Your answer should be a single number: the count of lines containing the string "epic".

## BEGIN EXERCISE INPUT

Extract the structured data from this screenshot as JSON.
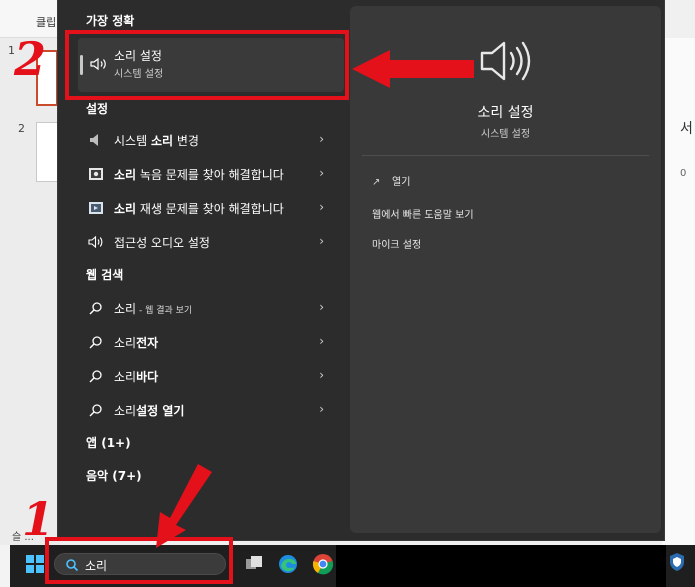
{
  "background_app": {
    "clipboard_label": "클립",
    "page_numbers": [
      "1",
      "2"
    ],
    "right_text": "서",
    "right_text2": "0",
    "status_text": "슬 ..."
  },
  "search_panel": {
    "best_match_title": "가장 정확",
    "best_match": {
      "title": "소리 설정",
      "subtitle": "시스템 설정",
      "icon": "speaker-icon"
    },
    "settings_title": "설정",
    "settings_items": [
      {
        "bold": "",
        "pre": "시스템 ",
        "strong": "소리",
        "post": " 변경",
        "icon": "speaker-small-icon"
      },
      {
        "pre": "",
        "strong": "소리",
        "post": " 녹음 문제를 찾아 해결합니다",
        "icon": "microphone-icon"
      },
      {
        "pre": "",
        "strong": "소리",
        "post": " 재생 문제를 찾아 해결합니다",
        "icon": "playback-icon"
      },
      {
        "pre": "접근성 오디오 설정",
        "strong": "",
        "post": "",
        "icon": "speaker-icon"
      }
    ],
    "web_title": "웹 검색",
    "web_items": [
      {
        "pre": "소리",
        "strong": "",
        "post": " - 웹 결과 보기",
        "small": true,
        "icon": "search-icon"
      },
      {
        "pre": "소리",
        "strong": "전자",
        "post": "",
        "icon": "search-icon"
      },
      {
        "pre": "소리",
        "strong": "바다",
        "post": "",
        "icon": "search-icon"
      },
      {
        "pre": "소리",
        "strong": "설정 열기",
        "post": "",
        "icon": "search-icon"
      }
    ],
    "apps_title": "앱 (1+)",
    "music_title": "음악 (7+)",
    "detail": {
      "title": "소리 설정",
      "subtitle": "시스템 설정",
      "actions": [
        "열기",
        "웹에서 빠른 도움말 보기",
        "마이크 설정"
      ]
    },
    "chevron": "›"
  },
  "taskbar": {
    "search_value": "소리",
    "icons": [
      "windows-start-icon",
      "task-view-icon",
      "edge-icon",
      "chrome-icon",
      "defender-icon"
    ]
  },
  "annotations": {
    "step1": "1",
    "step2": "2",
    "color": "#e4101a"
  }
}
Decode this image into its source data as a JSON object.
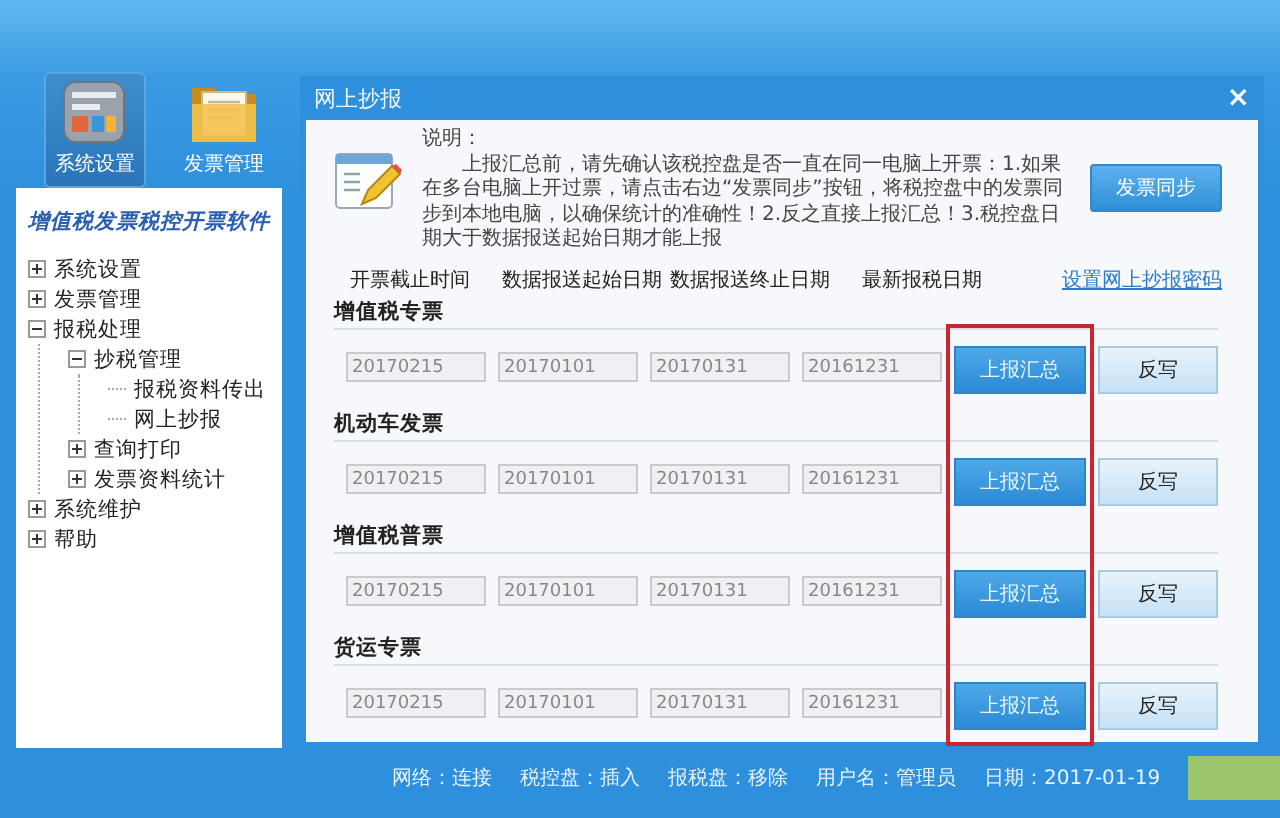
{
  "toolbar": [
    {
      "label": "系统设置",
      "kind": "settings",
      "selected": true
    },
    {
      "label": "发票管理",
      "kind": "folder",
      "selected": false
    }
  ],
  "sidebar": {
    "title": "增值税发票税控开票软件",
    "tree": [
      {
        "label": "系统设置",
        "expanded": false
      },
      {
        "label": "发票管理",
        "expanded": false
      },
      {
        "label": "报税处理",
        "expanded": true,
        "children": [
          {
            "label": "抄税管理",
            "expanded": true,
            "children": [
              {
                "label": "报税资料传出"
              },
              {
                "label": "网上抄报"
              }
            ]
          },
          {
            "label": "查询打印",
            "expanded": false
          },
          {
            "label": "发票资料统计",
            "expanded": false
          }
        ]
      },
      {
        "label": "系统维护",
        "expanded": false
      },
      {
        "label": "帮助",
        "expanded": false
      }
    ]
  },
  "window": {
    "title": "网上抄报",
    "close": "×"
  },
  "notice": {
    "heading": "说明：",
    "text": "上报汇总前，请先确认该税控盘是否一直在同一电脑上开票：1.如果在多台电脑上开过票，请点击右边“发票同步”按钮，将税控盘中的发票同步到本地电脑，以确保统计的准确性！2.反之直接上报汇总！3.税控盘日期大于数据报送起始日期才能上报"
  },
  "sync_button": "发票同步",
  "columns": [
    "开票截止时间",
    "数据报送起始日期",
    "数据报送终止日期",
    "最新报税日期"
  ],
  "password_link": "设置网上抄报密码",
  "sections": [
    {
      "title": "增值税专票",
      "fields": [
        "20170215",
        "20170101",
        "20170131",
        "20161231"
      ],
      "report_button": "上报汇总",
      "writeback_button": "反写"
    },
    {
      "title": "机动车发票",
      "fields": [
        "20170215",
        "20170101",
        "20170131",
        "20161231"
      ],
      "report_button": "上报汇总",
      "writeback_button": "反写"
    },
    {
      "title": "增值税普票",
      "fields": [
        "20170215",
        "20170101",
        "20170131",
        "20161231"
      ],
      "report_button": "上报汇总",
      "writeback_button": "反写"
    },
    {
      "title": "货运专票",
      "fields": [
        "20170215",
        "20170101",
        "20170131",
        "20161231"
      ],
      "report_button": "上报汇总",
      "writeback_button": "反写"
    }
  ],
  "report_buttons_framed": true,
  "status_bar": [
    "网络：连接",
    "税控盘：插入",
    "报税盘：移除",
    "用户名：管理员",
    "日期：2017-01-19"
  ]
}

## END EXERCISE INPUT
## BEGIN EXERCISE INPUT

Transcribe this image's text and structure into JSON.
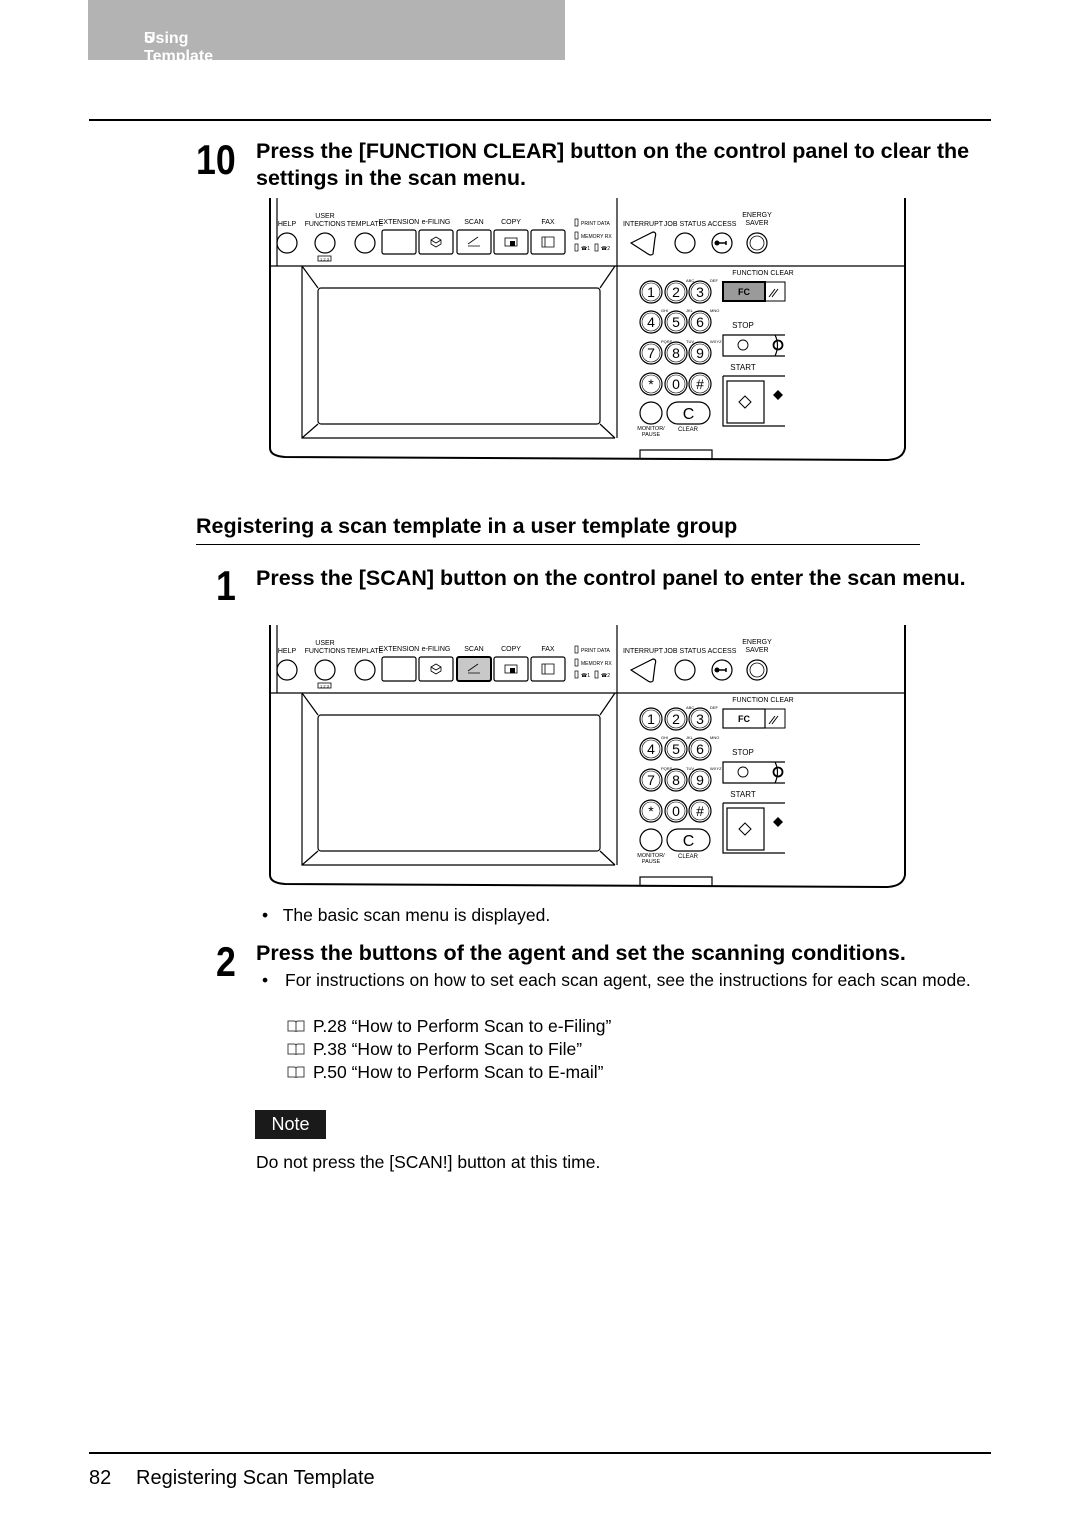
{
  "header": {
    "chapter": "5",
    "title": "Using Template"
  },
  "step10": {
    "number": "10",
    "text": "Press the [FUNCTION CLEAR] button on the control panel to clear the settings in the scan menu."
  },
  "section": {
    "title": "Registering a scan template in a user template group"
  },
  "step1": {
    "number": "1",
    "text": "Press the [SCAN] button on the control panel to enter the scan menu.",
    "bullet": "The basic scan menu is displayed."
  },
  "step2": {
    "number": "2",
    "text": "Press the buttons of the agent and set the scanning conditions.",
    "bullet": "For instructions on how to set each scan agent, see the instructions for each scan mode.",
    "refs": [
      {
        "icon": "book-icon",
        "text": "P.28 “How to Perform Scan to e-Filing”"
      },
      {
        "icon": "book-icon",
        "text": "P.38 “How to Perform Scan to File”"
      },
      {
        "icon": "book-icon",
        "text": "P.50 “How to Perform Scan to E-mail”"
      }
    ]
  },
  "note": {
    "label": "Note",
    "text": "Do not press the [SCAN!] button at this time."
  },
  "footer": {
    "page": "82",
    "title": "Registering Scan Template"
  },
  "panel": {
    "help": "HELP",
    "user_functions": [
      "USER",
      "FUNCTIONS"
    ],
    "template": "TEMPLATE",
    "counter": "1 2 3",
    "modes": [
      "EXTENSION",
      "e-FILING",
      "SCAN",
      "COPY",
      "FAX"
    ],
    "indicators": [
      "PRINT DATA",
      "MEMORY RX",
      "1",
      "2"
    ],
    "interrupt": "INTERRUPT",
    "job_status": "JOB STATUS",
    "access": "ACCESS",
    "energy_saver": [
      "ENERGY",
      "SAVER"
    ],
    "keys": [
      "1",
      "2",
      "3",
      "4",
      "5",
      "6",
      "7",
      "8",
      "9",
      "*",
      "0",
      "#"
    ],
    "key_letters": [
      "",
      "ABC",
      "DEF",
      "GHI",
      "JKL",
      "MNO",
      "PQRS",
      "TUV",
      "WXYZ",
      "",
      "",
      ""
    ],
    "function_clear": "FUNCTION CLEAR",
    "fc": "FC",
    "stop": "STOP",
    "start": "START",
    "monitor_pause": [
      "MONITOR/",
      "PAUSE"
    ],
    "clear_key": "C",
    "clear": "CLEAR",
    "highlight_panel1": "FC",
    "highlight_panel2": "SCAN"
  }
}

## END EXERCISE INPUT
## BEGIN EXERCISE INPUT

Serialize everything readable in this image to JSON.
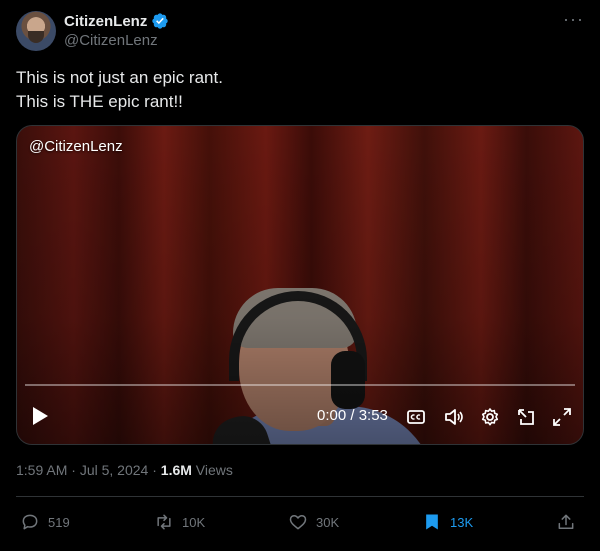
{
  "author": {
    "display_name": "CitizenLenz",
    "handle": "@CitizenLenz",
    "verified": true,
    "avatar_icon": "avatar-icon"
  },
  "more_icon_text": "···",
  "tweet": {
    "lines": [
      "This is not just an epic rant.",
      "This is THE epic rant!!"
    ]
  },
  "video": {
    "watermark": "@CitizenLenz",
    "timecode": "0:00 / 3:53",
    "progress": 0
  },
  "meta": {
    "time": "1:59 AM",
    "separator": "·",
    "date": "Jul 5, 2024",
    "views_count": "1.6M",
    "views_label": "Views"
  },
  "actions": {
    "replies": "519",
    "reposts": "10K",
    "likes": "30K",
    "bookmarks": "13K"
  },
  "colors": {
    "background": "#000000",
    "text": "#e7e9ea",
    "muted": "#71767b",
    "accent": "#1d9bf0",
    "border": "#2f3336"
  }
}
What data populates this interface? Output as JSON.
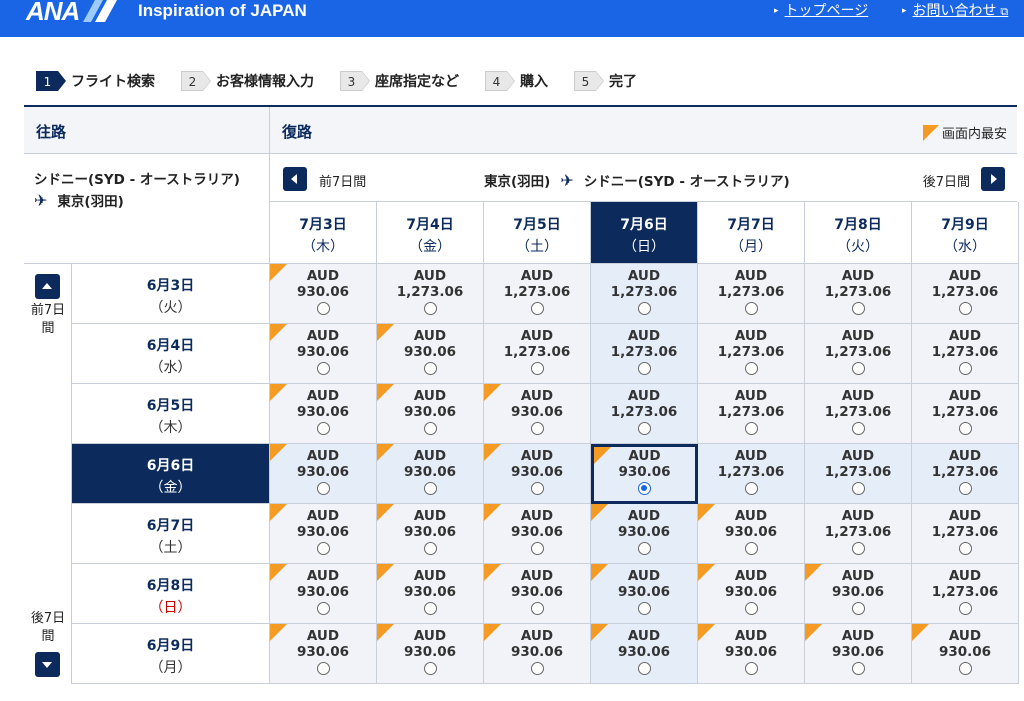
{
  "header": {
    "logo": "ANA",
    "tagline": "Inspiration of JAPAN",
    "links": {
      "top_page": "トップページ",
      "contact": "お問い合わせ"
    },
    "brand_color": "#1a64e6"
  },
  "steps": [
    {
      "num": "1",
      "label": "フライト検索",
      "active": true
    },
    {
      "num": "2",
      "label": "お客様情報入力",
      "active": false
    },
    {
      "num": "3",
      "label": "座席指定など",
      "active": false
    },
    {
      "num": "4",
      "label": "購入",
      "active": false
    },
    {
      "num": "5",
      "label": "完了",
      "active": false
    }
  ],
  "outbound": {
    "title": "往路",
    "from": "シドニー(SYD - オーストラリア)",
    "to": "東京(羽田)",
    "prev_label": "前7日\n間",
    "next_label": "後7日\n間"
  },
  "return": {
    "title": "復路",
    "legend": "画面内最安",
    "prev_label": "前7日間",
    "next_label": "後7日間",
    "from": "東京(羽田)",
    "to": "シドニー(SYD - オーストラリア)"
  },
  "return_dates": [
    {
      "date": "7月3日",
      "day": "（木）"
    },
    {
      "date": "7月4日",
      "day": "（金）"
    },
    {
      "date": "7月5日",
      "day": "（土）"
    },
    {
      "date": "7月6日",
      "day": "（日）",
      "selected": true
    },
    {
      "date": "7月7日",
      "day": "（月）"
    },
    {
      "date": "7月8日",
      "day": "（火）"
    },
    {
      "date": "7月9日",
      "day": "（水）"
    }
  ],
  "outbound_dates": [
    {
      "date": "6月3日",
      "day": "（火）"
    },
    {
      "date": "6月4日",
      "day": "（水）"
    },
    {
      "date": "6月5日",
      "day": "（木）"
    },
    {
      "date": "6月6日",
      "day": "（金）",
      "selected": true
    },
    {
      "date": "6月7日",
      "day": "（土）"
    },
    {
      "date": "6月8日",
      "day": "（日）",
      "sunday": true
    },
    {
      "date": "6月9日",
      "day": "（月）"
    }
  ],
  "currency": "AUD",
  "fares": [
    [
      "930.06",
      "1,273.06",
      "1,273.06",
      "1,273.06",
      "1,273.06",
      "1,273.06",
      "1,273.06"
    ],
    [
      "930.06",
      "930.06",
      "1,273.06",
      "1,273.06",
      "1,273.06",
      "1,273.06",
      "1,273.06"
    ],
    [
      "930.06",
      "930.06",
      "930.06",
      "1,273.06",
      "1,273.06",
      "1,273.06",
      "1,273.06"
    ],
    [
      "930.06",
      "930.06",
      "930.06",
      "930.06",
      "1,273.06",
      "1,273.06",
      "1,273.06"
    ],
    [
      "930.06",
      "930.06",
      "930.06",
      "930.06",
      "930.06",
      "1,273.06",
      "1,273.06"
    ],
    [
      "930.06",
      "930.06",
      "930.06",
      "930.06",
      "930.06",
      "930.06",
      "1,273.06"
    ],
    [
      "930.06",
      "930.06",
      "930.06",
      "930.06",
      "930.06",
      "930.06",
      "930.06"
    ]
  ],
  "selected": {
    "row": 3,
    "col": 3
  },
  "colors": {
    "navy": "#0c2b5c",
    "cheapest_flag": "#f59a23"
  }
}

## END EXERCISE INPUT

### CORRECT RESPONSE:
2